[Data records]
====================
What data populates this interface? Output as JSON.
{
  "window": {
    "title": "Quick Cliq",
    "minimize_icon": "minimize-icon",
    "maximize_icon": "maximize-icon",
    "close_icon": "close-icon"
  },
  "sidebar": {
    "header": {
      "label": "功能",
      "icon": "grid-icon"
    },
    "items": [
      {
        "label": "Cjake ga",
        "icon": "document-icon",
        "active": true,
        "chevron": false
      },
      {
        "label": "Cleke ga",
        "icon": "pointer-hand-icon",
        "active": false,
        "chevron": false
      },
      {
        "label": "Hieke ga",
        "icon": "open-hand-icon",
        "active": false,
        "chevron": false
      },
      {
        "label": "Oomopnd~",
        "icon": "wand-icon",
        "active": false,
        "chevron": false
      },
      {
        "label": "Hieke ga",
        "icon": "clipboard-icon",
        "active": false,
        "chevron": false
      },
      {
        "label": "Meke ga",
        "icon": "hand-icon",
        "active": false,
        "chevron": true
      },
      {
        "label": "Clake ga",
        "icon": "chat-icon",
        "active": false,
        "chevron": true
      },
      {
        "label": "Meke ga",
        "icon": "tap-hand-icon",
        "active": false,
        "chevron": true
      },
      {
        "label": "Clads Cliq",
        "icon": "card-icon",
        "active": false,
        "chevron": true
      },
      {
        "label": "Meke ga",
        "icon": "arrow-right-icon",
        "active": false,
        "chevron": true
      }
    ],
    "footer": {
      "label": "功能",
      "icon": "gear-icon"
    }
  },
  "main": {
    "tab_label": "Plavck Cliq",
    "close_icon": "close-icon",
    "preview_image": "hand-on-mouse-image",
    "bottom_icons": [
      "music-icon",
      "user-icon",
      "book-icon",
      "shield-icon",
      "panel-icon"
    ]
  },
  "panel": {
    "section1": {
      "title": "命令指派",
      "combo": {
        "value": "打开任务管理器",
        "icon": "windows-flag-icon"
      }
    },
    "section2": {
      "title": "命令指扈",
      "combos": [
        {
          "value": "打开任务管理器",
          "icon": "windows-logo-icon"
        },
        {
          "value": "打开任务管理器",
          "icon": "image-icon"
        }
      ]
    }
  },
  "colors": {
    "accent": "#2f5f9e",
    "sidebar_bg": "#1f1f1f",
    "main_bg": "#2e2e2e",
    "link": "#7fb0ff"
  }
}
====================
■ Instructions to follow: Your task is to reproduce all of the records exactly.

■ Correct response:
What data populates this interface? Output as JSON.
{
  "window": {
    "title": "Quick Cliq",
    "minimize_icon": "minimize-icon",
    "maximize_icon": "maximize-icon",
    "close_icon": "close-icon"
  },
  "sidebar": {
    "header": {
      "label": "功能",
      "icon": "grid-icon"
    },
    "items": [
      {
        "label": "Cjake ga",
        "icon": "document-icon",
        "active": true,
        "chevron": false
      },
      {
        "label": "Cleke ga",
        "icon": "pointer-hand-icon",
        "active": false,
        "chevron": false
      },
      {
        "label": "Hieke ga",
        "icon": "open-hand-icon",
        "active": false,
        "chevron": false
      },
      {
        "label": "Oomopnd~",
        "icon": "wand-icon",
        "active": false,
        "chevron": false
      },
      {
        "label": "Hieke ga",
        "icon": "clipboard-icon",
        "active": false,
        "chevron": false
      },
      {
        "label": "Meke ga",
        "icon": "hand-icon",
        "active": false,
        "chevron": true
      },
      {
        "label": "Clake ga",
        "icon": "chat-icon",
        "active": false,
        "chevron": true
      },
      {
        "label": "Meke ga",
        "icon": "tap-hand-icon",
        "active": false,
        "chevron": true
      },
      {
        "label": "Clads Cliq",
        "icon": "card-icon",
        "active": false,
        "chevron": true
      },
      {
        "label": "Meke ga",
        "icon": "arrow-right-icon",
        "active": false,
        "chevron": true
      }
    ],
    "footer": {
      "label": "功能",
      "icon": "gear-icon"
    }
  },
  "main": {
    "tab_label": "Plavck Cliq",
    "close_icon": "close-icon",
    "preview_image": "hand-on-mouse-image",
    "bottom_icons": [
      "music-icon",
      "user-icon",
      "book-icon",
      "shield-icon",
      "panel-icon"
    ]
  },
  "panel": {
    "section1": {
      "title": "命令指派",
      "combo": {
        "value": "打开任务管理器",
        "icon": "windows-flag-icon"
      }
    },
    "section2": {
      "title": "命令指扈",
      "combos": [
        {
          "value": "打开任务管理器",
          "icon": "windows-logo-icon"
        },
        {
          "value": "打开任务管理器",
          "icon": "image-icon"
        }
      ]
    }
  },
  "colors": {
    "accent": "#2f5f9e",
    "sidebar_bg": "#1f1f1f",
    "main_bg": "#2e2e2e",
    "link": "#7fb0ff"
  }
}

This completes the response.